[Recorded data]
^^^^

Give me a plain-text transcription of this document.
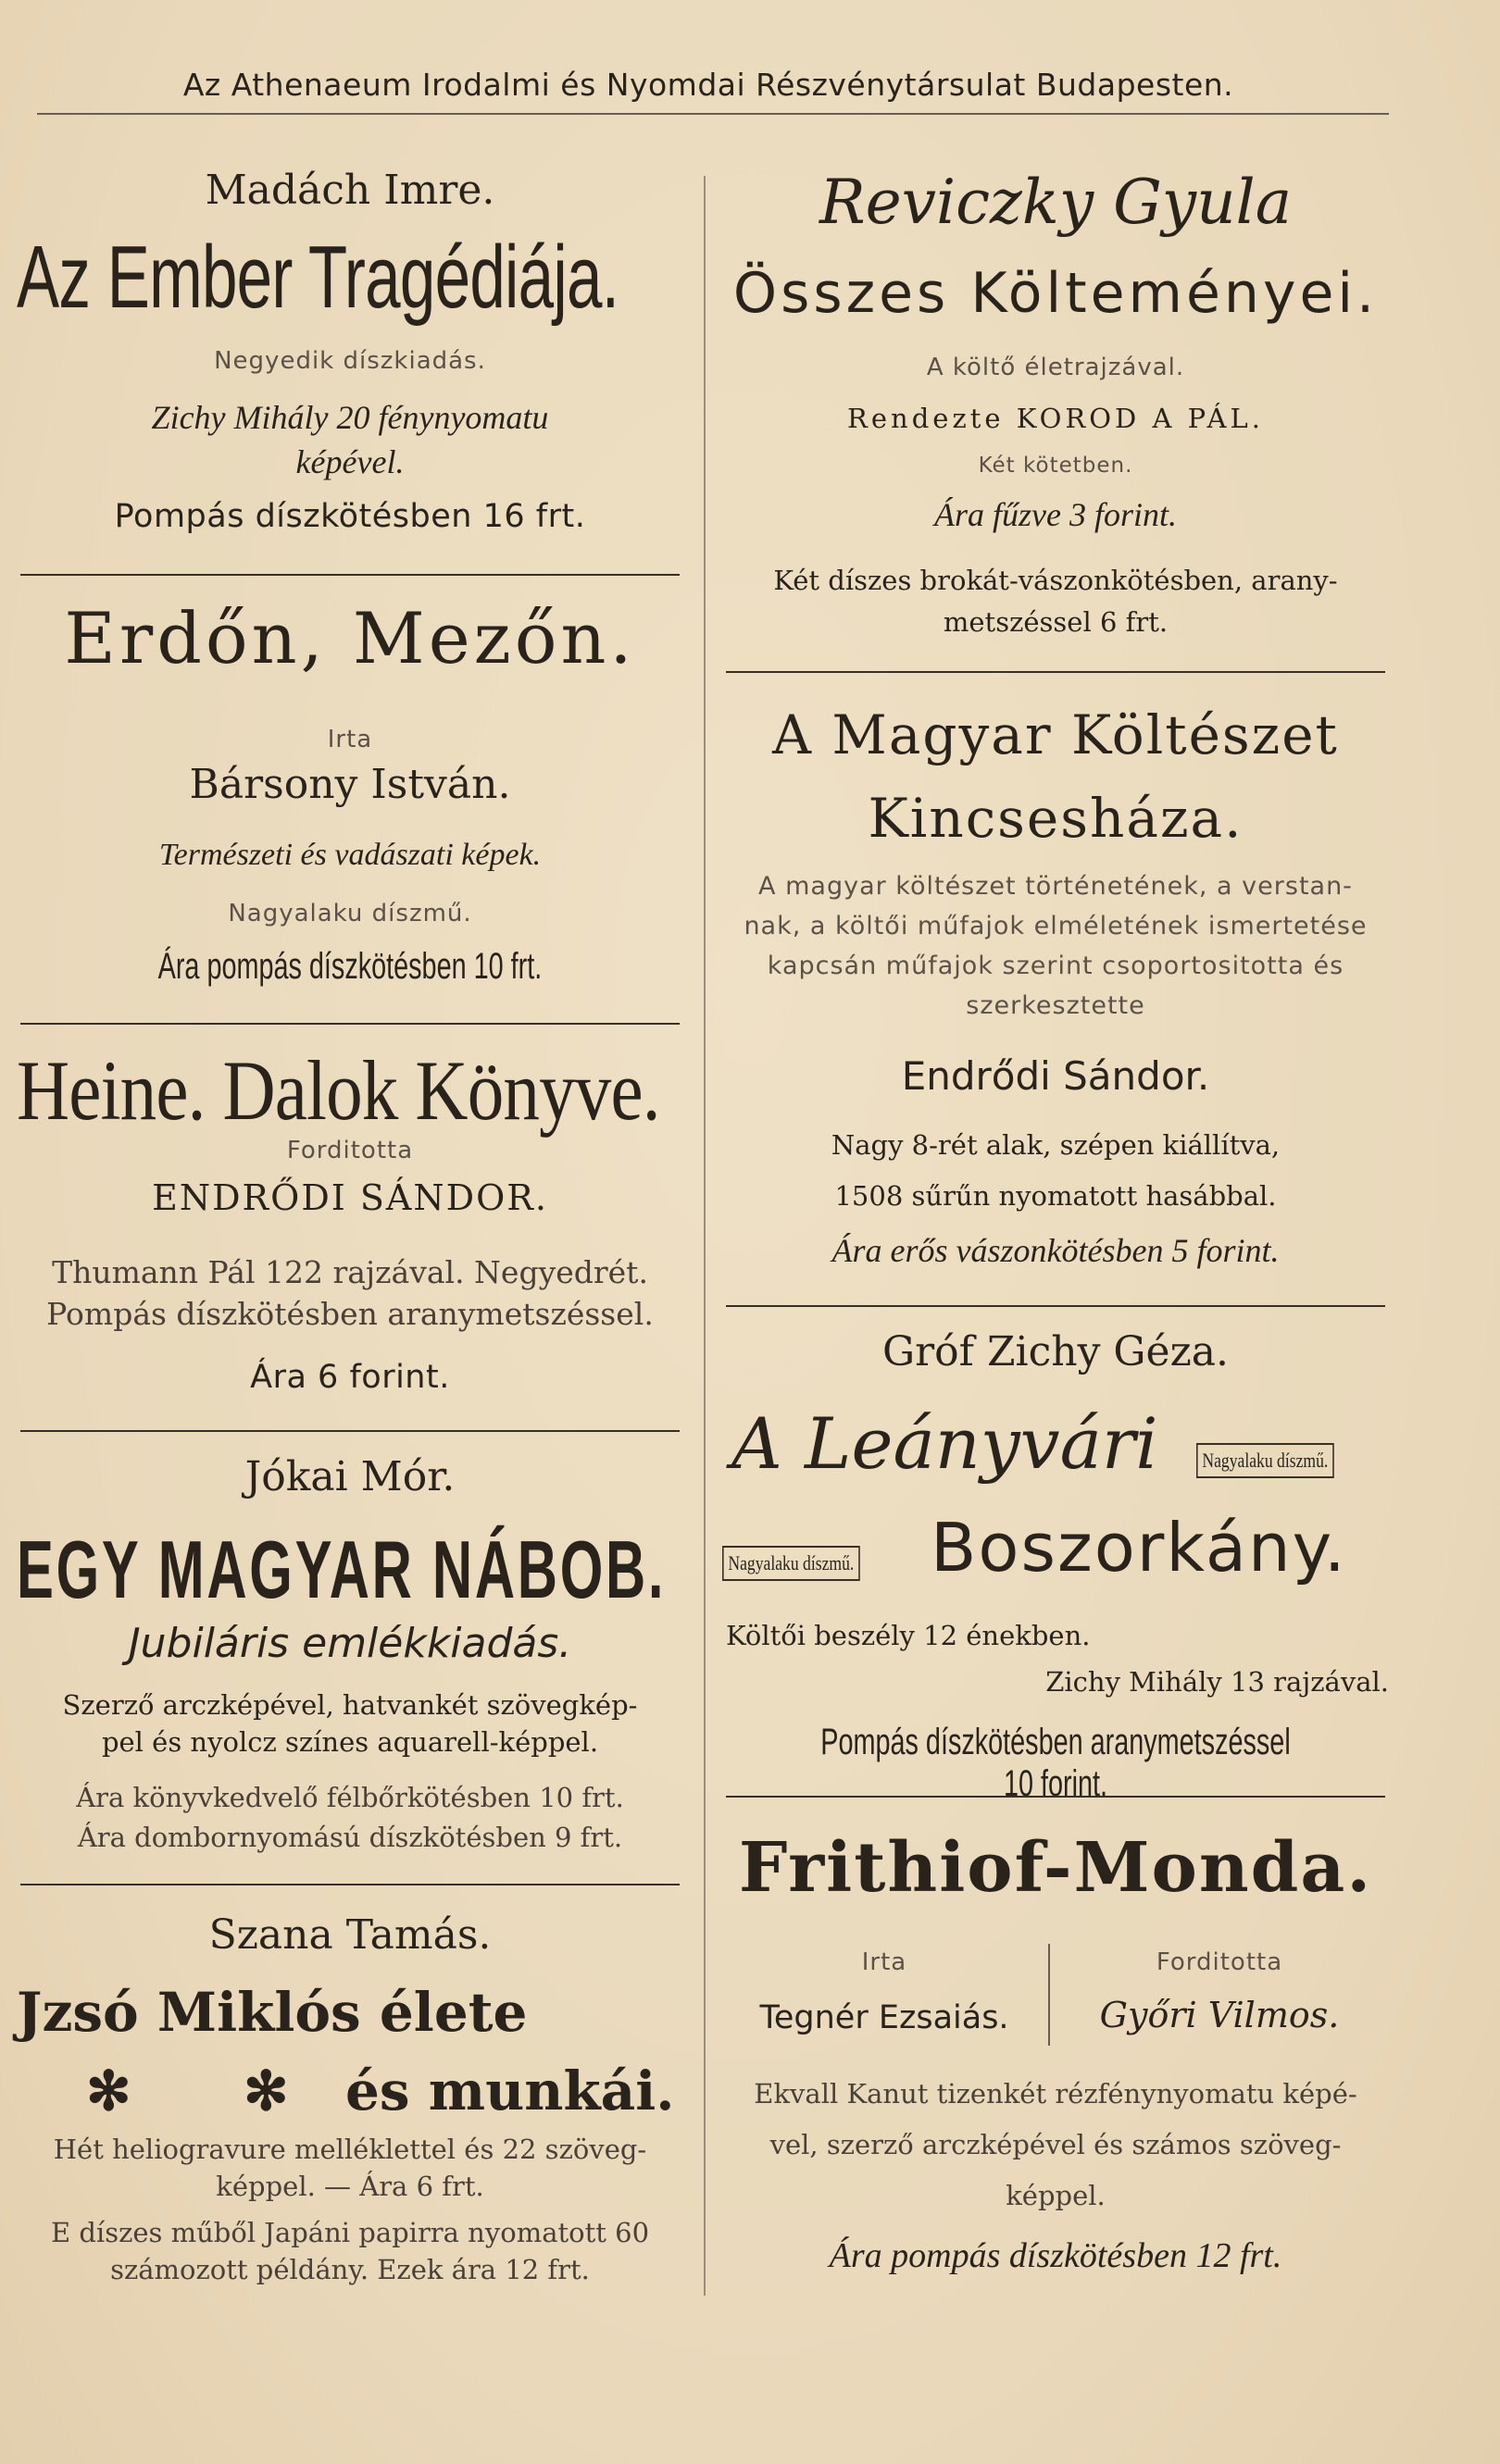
Az Athenaeum Irodalmi és Nyomdai Részvénytársulat Budapesten.
Madách Imre.
Az Ember Tragédiája.
Negyedik díszkiadás.
Zichy Mihály 20 fénynyomatu
képével.
Pompás díszkötésben 16 frt.
Erdőn, Mezőn.
Irta
Bársony István.
Természeti és vadászati képek.
Nagyalaku díszmű.
Ára pompás díszkötésben 10 frt.
Heine. Dalok Könyve.
Forditotta
ENDRŐDI SÁNDOR.
Thumann Pál 122 rajzával. Negyedrét.
Pompás díszkötésben aranymetszéssel.
Ára 6 forint.
Jókai Mór.
EGY MAGYAR NÁBOB.
Jubiláris emlékkiadás.
Szerző arczképével, hatvankét szövegkép-
pel és nyolcz színes aquarell-képpel.
Ára könyvkedvelő félbőrkötésben 10 frt.
Ára dombornyomású díszkötésben 9 frt.
Szana Tamás.
Jzsó Miklós élete
✻ ✻ és munkái.
Hét heliogravure melléklettel és 22 szöveg-
képpel. — Ára 6 frt.
E díszes műből Japáni papirra nyomatott 60
számozott példány. Ezek ára 12 frt.
Reviczky Gyula
Összes Költeményei.
A költő életrajzával.
Rendezte KOROD A PÁL.
Két kötetben.
Ára fűzve 3 forint.
Két díszes brokát-vászonkötésben, arany-
metszéssel 6 frt.
A Magyar Költészet
Kincsesháza.
A magyar költészet történetének, a verstan-
nak, a költői műfajok elméletének ismertetése
kapcsán műfajok szerint csoportositotta és
szerkesztette
Endrődi Sándor.
Nagy 8-rét alak, szépen kiállítva,
1508 sűrűn nyomatott hasábbal.
Ára erős vászonkötésben 5 forint.
Gróf Zichy Géza.
A Leányvári Nagyalaku díszmű.
Nagyalaku díszmű. Boszorkány.
Költői beszély 12 énekben.
Zichy Mihály 13 rajzával.
Pompás díszkötésben aranymetszéssel 10 forint.
Frithiof-Monda.
Irta
Tegnér Ezsaiás.
Forditotta
Győri Vilmos.
Ekvall Kanut tizenkét rézfénynyomatu képé-
vel, szerző arczképével és számos szöveg-
képpel.
Ára pompás díszkötésben 12 frt.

^^^^

GOAL: What you return should match the records above word for word, minus the pictures.

TASK ANSWER:
Give me a plain-text transcription of this document.
Az Athenaeum Irodalmi és Nyomdai Részvénytársulat Budapesten.
Madách Imre.
Az Ember Tragédiája.
Negyedik díszkiadás.
Zichy Mihály 20 fénynyomatu
képével.
Pompás díszkötésben 16 frt.
Erdőn, Mezőn.
Irta
Bársony István.
Természeti és vadászati képek.
Nagyalaku díszmű.
Ára pompás díszkötésben 10 frt.
Heine. Dalok Könyve.
Forditotta
ENDRŐDI SÁNDOR.
Thumann Pál 122 rajzával. Negyedrét.
Pompás díszkötésben aranymetszéssel.
Ára 6 forint.
Jókai Mór.
EGY MAGYAR NÁBOB.
Jubiláris emlékkiadás.
Szerző arczképével, hatvankét szövegkép-
pel és nyolcz színes aquarell-képpel.
Ára könyvkedvelő félbőrkötésben 10 frt.
Ára dombornyomású díszkötésben 9 frt.
Szana Tamás.
Jzsó Miklós élete
✻ ✻ és munkái.
Hét heliogravure melléklettel és 22 szöveg-
képpel. — Ára 6 frt.
E díszes műből Japáni papirra nyomatott 60
számozott példány. Ezek ára 12 frt.
Reviczky Gyula
Összes Költeményei.
A költő életrajzával.
Rendezte KOROD A PÁL.
Két kötetben.
Ára fűzve 3 forint.
Két díszes brokát-vászonkötésben, arany-
metszéssel 6 frt.
A Magyar Költészet
Kincsesháza.
A magyar költészet történetének, a verstan-
nak, a költői műfajok elméletének ismertetése
kapcsán műfajok szerint csoportositotta és
szerkesztette
Endrődi Sándor.
Nagy 8-rét alak, szépen kiállítva,
1508 sűrűn nyomatott hasábbal.
Ára erős vászonkötésben 5 forint.
Gróf Zichy Géza.
A Leányvári Nagyalaku díszmű.
Nagyalaku díszmű. Boszorkány.
Költői beszély 12 énekben.
Zichy Mihály 13 rajzával.
Pompás díszkötésben aranymetszéssel 10 forint.
Frithiof-Monda.
Irta
Tegnér Ezsaiás.
Forditotta
Győri Vilmos.
Ekvall Kanut tizenkét rézfénynyomatu képé-
vel, szerző arczképével és számos szöveg-
képpel.
Ára pompás díszkötésben 12 frt.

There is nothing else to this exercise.